WORK TO COMPLETE. Read the lines below. Copy out any that hold the string "label".

SUPPLIED RECORDS.
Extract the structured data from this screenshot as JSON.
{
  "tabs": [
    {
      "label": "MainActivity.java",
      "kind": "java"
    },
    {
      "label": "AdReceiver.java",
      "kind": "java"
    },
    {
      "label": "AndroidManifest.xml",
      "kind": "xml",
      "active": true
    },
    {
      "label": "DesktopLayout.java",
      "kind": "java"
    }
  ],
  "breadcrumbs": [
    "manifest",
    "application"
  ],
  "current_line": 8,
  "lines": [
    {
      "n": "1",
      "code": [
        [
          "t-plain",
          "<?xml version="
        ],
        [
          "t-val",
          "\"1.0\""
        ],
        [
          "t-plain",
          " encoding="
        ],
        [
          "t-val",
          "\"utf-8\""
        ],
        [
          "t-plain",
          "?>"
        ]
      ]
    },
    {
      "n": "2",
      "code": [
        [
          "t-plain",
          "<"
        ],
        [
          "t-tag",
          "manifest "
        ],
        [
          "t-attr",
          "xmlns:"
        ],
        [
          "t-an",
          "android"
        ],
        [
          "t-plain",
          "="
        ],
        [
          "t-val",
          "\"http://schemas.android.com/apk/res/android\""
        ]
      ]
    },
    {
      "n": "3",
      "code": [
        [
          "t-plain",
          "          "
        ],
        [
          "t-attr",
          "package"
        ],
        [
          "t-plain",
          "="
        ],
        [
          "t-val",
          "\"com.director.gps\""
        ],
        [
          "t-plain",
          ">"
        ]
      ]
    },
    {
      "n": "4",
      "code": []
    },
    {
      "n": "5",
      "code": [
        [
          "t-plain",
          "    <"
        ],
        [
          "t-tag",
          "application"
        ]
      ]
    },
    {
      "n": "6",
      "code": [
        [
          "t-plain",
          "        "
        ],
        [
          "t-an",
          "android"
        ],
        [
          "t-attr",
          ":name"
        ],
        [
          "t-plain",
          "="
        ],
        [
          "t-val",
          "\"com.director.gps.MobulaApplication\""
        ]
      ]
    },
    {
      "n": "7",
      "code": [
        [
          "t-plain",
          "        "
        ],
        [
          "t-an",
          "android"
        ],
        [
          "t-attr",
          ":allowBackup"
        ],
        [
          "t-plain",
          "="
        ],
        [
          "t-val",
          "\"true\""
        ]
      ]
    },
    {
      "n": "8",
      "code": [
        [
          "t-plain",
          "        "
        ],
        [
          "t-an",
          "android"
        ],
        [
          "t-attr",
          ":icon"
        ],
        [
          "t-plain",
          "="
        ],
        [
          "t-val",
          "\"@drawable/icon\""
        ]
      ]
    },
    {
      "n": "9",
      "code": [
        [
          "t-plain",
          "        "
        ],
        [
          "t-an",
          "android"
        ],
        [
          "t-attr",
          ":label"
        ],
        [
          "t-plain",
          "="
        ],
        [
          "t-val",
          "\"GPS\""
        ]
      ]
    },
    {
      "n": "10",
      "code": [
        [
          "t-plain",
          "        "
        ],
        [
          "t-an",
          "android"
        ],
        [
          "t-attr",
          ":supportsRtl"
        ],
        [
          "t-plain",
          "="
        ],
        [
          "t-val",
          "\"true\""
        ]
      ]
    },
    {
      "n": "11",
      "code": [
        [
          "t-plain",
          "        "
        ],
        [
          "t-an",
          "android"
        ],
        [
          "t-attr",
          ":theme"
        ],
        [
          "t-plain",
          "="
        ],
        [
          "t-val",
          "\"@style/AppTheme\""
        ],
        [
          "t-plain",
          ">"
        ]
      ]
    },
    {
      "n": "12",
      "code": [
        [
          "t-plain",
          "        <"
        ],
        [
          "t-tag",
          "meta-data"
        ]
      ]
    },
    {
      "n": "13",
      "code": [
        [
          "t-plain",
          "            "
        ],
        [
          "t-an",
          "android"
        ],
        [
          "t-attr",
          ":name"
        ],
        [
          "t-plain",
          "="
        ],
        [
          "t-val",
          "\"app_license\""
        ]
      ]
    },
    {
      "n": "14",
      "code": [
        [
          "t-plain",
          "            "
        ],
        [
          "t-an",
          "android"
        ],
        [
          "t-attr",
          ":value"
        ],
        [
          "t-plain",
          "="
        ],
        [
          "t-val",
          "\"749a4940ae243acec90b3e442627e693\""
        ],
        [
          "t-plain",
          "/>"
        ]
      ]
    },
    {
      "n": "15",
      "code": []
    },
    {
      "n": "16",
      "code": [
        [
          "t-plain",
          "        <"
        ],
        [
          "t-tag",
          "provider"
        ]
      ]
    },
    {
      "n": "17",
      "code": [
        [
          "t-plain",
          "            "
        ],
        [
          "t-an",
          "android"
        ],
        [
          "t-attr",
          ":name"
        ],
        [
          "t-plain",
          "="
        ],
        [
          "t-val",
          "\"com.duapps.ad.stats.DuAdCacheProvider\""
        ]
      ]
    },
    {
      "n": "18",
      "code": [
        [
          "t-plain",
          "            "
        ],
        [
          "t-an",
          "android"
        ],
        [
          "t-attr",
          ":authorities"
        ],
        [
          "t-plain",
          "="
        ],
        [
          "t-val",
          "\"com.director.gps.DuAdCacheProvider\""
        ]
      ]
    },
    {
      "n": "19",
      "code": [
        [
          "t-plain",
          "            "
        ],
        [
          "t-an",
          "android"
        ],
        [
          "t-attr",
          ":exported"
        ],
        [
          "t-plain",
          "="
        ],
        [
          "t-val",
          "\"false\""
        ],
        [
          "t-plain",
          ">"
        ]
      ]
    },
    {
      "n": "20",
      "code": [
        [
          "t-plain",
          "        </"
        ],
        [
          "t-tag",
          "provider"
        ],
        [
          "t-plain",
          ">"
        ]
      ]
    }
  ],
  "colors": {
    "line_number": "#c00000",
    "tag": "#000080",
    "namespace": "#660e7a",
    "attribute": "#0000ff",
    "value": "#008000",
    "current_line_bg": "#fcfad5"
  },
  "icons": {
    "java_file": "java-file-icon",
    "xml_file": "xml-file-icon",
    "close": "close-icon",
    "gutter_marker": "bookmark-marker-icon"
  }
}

TASK RESULT.
      "label": "MainActivity.java",
      "label": "AdReceiver.java",
      "label": "AndroidManifest.xml",
      "label": "DesktopLayout.java",
          ":label"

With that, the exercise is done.